• **WHAT YOU HAVE TO DO**: Gather up all lines that carry the word "image".

• **INFORMATION GIVEN**:
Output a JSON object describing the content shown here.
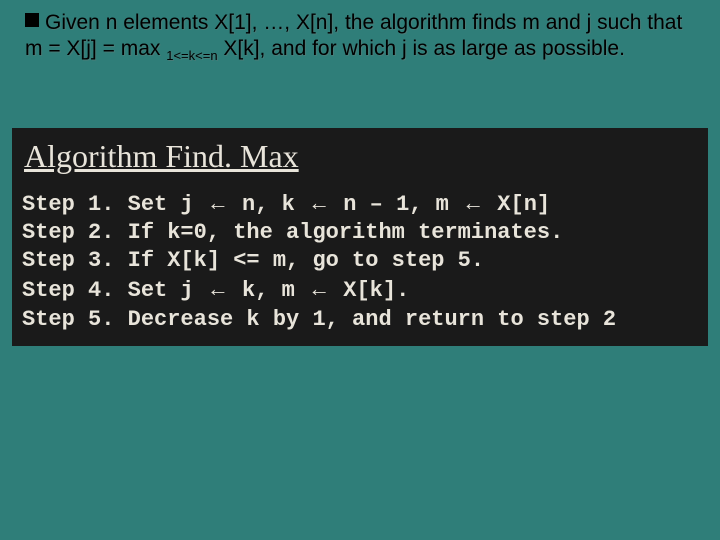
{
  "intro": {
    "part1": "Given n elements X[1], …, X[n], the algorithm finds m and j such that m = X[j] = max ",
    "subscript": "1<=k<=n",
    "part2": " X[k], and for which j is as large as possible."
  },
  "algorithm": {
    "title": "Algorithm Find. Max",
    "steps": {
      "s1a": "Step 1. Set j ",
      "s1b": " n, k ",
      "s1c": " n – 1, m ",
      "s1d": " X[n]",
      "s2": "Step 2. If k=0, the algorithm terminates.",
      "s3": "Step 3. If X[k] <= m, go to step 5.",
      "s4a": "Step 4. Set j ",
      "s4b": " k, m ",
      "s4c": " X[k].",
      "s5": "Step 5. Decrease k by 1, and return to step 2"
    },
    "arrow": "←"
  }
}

...

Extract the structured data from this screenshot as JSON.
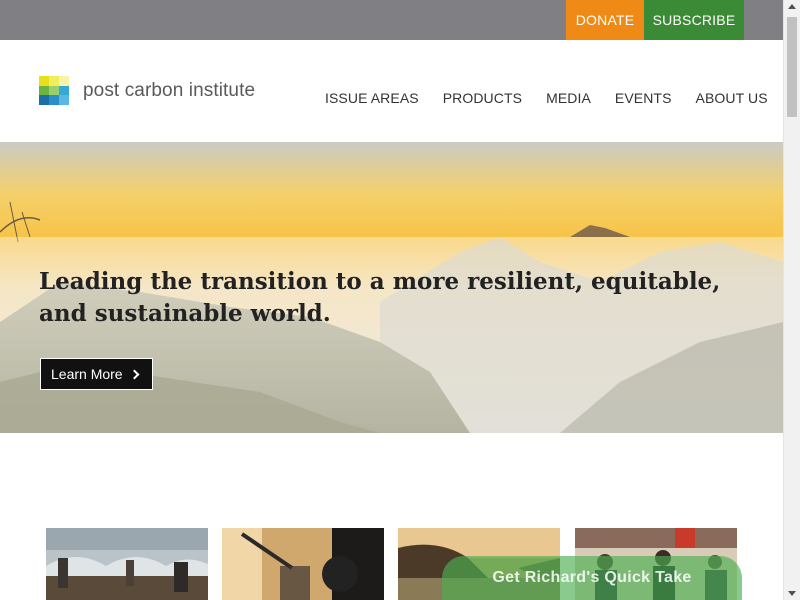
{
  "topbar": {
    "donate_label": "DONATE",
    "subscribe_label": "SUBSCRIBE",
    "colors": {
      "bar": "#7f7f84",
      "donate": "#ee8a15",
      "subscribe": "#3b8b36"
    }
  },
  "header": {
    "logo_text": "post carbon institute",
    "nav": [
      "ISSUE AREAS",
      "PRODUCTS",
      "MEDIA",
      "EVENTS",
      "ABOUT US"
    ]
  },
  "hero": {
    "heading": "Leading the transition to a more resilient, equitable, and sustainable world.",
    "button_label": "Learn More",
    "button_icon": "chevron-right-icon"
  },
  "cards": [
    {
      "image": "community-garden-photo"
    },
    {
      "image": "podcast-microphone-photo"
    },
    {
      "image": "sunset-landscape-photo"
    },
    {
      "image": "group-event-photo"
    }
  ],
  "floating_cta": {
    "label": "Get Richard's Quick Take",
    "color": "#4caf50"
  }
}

• **COMPLETE RESPONSE**:
      "image": "community-garden-photo"
      "image": "podcast-microphone-photo"
      "image": "sunset-landscape-photo"
      "image": "group-event-photo"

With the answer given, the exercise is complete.